-- WRITTEN INSTRUCTION --
Write out all of the entries exactly, please.

-- RECORDS TO USE --
********
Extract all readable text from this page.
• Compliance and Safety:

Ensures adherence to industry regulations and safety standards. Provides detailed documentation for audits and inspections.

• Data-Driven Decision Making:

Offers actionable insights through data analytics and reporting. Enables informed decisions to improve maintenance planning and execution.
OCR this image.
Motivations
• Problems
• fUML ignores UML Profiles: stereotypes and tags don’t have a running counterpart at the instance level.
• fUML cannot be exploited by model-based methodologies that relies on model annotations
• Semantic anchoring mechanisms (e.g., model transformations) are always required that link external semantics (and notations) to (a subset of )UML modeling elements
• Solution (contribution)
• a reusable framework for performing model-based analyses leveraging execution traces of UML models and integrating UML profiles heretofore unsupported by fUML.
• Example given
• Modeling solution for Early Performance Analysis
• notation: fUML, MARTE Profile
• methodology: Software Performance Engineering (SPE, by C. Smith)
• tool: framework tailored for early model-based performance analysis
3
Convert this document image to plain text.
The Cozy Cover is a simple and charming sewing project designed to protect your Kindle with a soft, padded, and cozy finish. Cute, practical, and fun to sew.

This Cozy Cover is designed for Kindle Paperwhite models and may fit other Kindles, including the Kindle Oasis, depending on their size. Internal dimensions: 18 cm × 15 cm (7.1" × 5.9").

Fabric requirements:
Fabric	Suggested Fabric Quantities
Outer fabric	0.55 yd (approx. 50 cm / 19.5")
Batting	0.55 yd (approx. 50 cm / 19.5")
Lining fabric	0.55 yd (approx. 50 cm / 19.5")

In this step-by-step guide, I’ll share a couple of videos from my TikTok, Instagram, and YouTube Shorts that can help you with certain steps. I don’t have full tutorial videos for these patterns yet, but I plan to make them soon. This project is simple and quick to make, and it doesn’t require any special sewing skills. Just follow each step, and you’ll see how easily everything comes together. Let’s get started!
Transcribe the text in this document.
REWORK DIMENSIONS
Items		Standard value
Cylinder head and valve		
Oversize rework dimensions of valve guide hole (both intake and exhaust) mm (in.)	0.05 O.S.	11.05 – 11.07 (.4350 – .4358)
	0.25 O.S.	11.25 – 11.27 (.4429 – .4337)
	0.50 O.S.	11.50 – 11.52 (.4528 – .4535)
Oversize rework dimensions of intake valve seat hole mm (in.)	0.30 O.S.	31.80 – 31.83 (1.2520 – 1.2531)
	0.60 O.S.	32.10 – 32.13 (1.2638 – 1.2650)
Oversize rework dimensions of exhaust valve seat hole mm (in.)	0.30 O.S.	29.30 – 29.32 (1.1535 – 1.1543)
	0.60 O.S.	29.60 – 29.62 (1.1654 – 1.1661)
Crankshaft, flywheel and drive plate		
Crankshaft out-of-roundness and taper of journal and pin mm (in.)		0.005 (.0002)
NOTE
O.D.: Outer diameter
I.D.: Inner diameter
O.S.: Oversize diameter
********
-- RESPONSE --
Extract all readable text from this page.
• Compliance and Safety:

Ensures adherence to industry regulations and safety standards. Provides detailed documentation for audits and inspections.

• Data-Driven Decision Making:

Offers actionable insights through data analytics and reporting. Enables informed decisions to improve maintenance planning and execution.
OCR this image.
Motivations
• Problems
• fUML ignores UML Profiles: stereotypes and tags don’t have a running counterpart at the instance level.
• fUML cannot be exploited by model-based methodologies that relies on model annotations
• Semantic anchoring mechanisms (e.g., model transformations) are always required that link external semantics (and notations) to (a subset of )UML modeling elements
• Solution (contribution)
• a reusable framework for performing model-based analyses leveraging execution traces of UML models and integrating UML profiles heretofore unsupported by fUML.
• Example given
• Modeling solution for Early Performance Analysis
• notation: fUML, MARTE Profile
• methodology: Software Performance Engineering (SPE, by C. Smith)
• tool: framework tailored for early model-based performance analysis
3
Convert this document image to plain text.
The Cozy Cover is a simple and charming sewing project designed to protect your Kindle with a soft, padded, and cozy finish. Cute, practical, and fun to sew.

This Cozy Cover is designed for Kindle Paperwhite models and may fit other Kindles, including the Kindle Oasis, depending on their size. Internal dimensions: 18 cm × 15 cm (7.1" × 5.9").

Fabric requirements:
Fabric	Suggested Fabric Quantities
Outer fabric	0.55 yd (approx. 50 cm / 19.5")
Batting	0.55 yd (approx. 50 cm / 19.5")
Lining fabric	0.55 yd (approx. 50 cm / 19.5")

In this step-by-step guide, I’ll share a couple of videos from my TikTok, Instagram, and YouTube Shorts that can help you with certain steps. I don’t have full tutorial videos for these patterns yet, but I plan to make them soon. This project is simple and quick to make, and it doesn’t require any special sewing skills. Just follow each step, and you’ll see how easily everything comes together. Let’s get started!
Transcribe the text in this document.
REWORK DIMENSIONS
Items		Standard value
Cylinder head and valve		
Oversize rework dimensions of valve guide hole (both intake and exhaust) mm (in.)	0.05 O.S.	11.05 – 11.07 (.4350 – .4358)
	0.25 O.S.	11.25 – 11.27 (.4429 – .4337)
	0.50 O.S.	11.50 – 11.52 (.4528 – .4535)
Oversize rework dimensions of intake valve seat hole mm (in.)	0.30 O.S.	31.80 – 31.83 (1.2520 – 1.2531)
	0.60 O.S.	32.10 – 32.13 (1.2638 – 1.2650)
Oversize rework dimensions of exhaust valve seat hole mm (in.)	0.30 O.S.	29.30 – 29.32 (1.1535 – 1.1543)
	0.60 O.S.	29.60 – 29.62 (1.1654 – 1.1661)
Crankshaft, flywheel and drive plate		
Crankshaft out-of-roundness and taper of journal and pin mm (in.)		0.005 (.0002)
NOTE
O.D.: Outer diameter
I.D.: Inner diameter
O.S.: Oversize diameter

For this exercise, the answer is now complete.